QUOTED PASSAGE
------------------------------------------------------------------------

President Anwar Sadat of Egypt announced that Egypt would end more than 18 years of exclusive reliance on Soviet arms and seek arms from other sources. Mr. Sadat said he made the decision because the Soviet Union had not acted on Egyptian arms requests during the last six months. Though he did not name alternative suppliers, Arab diplomats indicated Egypt would seek arms from Arab oil nations.

In some of the sharpest language heard in the U.N. Security Council, Israeli Ambassador Yosef Tekoah angrily denounced Iraq’s pro-Nazi record in World War II as well as its council membership and urged the disqualification of the Iraqi representative, Talib el-Shibib, from his current position as president of the body. Shibib, after being defended by Soviet Ambassador Vasily Safronchuk, replied by saying the General Assembly elected Iraq to the council by 116 votes and was not subject to Israel’s “whims and desires.”

A Tehran newspaper said Kurdish rebels shot down an Iraqi MIG-21 fighter-bomber and destroyed a tank in clashes with government troops in northern Iraq. The paper, quoting a Kurdish guerrilla radio station, said heavy fighting was under way in several northern Iraqi provinces.

Ethiopian Premier Endalkachew Makonnen announced that security forces had been ordered to put under house arrest all cabinet ministers of the government that was forced to resign in February by a mutiny in the armed forces.

The Saigon command said that Communist saboteurs blew up South Vietnam’s longest bridge, cutting a government artery linking cities along the length of the South China Sea. The command said the guerrillas destroyed two spans of the 450-yard-long bridge of Highway 1 outside Quy Nhon city, 250 miles north of Saigon.

Việt Cộng delegates say the South Vietnamese Government is isolating them in their compound at Saigon air base and sabotaging the Two‐Party Joint Military Commission, Radio Hanoi said today. South Vietnamese Government officials were not immediately available for comment on the charge. The broadcast, quoting an announcement it said was issued by the Việt Cộng delegation, said that the Saigon Government “has carried out a series of sabotaging measures in brutal infringement of the privileges and immunities” of the Việt Cộng negotiators. The broadcast said that the Việt Cộng delegates’ air service, newspapers and telephones had been curbed or cut off. The broadcast also charged that the Saigon Government had refused to “provide security guarantees for the delegation inside and outside the compound.”

The seven Warsaw Pact states of Eastern Europe said they had found it necessary to strengthen their defense potential in the absence of Western disarmament. A communique issued at the end of a two-day meeting in Warsaw by the pact’s top-level political consultative committee stated, however, that the Warsaw bloc would be dissolved if the Atlantic Alliance was ended.

------------------------------------------------------------------------

(Spatial annotation list)

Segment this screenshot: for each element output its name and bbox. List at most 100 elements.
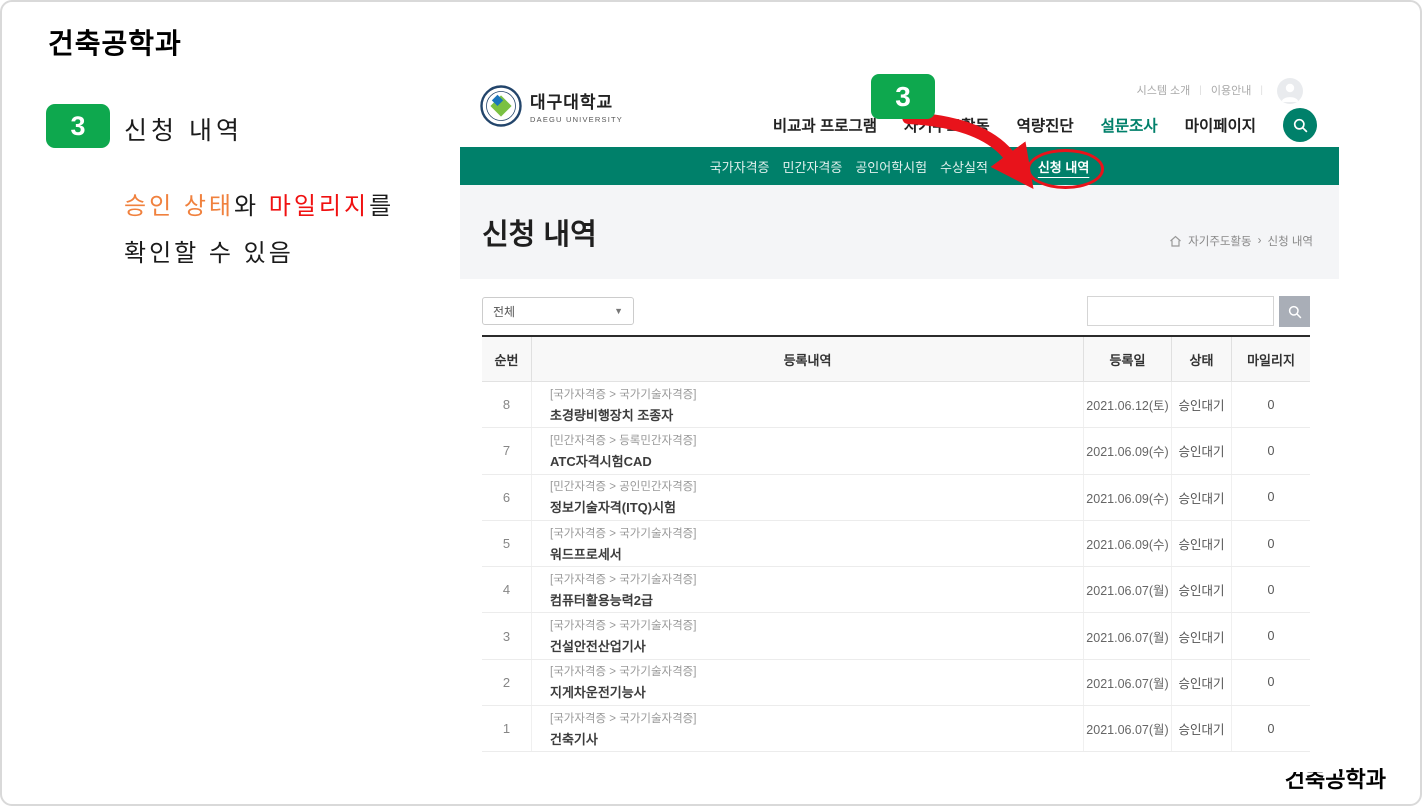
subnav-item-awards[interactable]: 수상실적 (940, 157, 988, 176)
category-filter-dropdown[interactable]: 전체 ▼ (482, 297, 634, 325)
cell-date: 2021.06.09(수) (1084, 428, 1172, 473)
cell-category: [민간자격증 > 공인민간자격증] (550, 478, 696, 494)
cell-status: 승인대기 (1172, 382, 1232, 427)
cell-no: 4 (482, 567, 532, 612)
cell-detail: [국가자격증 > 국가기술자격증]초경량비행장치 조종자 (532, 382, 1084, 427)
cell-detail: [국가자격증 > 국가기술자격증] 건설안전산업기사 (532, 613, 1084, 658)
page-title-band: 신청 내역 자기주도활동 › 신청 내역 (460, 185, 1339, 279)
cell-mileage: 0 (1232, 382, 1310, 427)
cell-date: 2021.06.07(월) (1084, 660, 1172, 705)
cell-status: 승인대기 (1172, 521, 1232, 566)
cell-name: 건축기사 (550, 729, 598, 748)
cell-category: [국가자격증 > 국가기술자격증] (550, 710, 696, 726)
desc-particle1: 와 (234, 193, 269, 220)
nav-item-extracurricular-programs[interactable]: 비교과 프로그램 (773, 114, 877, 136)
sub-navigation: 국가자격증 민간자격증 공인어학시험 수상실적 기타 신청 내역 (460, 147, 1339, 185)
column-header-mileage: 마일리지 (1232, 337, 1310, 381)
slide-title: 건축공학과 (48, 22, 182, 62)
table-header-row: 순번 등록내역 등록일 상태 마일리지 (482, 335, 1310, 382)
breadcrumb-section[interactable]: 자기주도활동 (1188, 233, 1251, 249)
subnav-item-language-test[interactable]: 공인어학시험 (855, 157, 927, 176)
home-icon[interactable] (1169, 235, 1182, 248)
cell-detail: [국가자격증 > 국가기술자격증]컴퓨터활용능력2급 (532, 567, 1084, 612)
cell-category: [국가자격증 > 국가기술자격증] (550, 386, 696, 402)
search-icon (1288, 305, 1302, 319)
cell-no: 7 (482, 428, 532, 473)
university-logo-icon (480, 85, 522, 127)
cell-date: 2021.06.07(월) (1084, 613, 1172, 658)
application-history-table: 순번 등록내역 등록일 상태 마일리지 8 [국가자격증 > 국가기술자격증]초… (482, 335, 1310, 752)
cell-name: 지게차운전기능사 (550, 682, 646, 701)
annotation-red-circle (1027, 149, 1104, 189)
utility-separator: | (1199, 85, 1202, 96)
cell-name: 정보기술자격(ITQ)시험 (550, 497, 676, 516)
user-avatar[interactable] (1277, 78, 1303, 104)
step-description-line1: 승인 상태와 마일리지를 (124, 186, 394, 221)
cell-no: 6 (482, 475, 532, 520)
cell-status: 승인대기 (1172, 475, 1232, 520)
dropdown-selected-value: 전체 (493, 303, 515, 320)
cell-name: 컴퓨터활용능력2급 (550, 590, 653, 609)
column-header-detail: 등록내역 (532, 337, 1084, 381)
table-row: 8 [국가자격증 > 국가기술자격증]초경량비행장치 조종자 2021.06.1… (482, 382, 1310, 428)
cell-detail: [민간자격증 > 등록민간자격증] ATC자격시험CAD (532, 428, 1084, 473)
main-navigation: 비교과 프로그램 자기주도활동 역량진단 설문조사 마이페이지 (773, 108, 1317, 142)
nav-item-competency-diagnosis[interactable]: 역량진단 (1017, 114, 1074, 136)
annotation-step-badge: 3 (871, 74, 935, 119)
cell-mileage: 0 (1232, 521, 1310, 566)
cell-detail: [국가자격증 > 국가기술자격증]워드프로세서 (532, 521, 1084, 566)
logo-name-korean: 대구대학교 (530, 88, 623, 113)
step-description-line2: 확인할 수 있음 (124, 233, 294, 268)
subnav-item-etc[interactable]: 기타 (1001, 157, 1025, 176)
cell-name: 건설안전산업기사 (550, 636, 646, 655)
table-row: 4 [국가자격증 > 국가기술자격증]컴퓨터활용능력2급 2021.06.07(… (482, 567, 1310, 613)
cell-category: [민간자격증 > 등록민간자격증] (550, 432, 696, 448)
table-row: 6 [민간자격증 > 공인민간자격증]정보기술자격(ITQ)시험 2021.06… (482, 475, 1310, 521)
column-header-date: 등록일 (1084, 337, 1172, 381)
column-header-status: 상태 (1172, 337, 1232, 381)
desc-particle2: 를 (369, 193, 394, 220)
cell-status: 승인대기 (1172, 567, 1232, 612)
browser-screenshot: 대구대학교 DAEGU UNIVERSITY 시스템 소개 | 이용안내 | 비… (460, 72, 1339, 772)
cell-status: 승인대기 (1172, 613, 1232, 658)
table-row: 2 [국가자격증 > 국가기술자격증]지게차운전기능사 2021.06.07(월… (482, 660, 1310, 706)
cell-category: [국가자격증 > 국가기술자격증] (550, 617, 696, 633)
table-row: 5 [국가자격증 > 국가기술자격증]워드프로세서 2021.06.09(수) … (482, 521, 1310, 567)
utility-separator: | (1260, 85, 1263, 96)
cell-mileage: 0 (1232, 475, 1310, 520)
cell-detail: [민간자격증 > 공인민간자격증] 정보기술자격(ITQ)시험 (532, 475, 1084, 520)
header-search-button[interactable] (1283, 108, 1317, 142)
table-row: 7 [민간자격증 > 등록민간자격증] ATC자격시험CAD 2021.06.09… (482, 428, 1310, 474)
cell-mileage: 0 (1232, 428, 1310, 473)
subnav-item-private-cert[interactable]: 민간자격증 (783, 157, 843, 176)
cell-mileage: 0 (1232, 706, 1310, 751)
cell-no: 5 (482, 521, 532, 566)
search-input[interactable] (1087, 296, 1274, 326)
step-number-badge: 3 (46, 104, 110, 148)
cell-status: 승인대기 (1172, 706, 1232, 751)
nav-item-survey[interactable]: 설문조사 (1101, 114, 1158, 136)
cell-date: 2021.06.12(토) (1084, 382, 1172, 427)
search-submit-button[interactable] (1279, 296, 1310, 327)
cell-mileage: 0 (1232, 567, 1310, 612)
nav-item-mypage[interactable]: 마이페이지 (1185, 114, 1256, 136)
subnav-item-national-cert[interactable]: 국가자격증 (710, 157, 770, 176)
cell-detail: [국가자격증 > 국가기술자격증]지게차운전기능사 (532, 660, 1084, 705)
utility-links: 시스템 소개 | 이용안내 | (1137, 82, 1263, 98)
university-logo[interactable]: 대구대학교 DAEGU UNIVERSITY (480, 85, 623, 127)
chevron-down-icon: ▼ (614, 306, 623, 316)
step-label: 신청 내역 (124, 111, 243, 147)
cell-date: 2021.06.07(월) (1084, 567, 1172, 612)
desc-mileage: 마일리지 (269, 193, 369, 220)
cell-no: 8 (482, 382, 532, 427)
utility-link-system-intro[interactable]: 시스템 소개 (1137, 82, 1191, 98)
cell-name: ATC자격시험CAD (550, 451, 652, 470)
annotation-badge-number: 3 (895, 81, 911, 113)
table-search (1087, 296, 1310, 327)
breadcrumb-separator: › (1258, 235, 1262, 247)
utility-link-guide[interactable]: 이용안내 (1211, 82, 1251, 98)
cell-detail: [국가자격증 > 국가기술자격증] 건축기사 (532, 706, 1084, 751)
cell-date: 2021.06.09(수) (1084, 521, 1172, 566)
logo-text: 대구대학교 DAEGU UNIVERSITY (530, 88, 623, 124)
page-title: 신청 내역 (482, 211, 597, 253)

------------------------------------------------------------------------

THINGS TO DO
1: Can you print the listing from the line with "subnav-item-awards[interactable]: 수상실적 (940, 157, 988, 176)" to the line with "cell-category: [국가자격증 > 국가기술자격증] (550, 710, 696, 726)", both included?
2: Could you proceed with the world news roundup, picking up after its last sentence?
The world news roundup and the listing have nothing to do with each other.

ANSWERS FOR THE TASKS
1:
subnav-item-awards[interactable]: 수상실적 (940, 157, 988, 176)
category-filter-dropdown[interactable]: 전체 ▼ (482, 297, 634, 325)
cell-date: 2021.06.09(수) (1084, 428, 1172, 473)
cell-category: [민간자격증 > 공인민간자격증] (550, 478, 696, 494)
cell-status: 승인대기 (1172, 382, 1232, 427)
cell-no: 4 (482, 567, 532, 612)
cell-detail: [국가자격증 > 국가기술자격증]초경량비행장치 조종자 (532, 382, 1084, 427)
cell-detail: [국가자격증 > 국가기술자격증] 건설안전산업기사 (532, 613, 1084, 658)
page-title-band: 신청 내역 자기주도활동 › 신청 내역 (460, 185, 1339, 279)
cell-mileage: 0 (1232, 382, 1310, 427)
cell-date: 2021.06.07(월) (1084, 660, 1172, 705)
cell-status: 승인대기 (1172, 521, 1232, 566)
cell-name: 건축기사 (550, 729, 598, 748)
cell-category: [국가자격증 > 국가기술자격증] (550, 710, 696, 726)

2:
U.S. Senator Edward M. Kennedy arrived in Moscow tonight and asserted that Soviet leaders should understand that American institutions would emerge stronger from the Watergate affair and that regardless of political party “there is a continuing U.S. commitment on the main East‐West issues.” The Massachusetts Democrat, who is scheduled to meet the Soviet Communist leader, Leonid I. Brezhnev, during his week’s stay, said in response to a question that he would expect to raise issues of free emigration and civil liberties at the meeting. In recent months the Soviet press has been critical of foes of President Nixon. Mr. Kennedy sought to rebut any notion that his party was any less committed to détente than the Republicans. “This is a difficult time in the United States,” be said, “but our institutions are strong and are working and will come through these difficulties stronger. The Soviets should understand this and should also understand that there is a continuing U.S. commitment on the main East‐West issues.”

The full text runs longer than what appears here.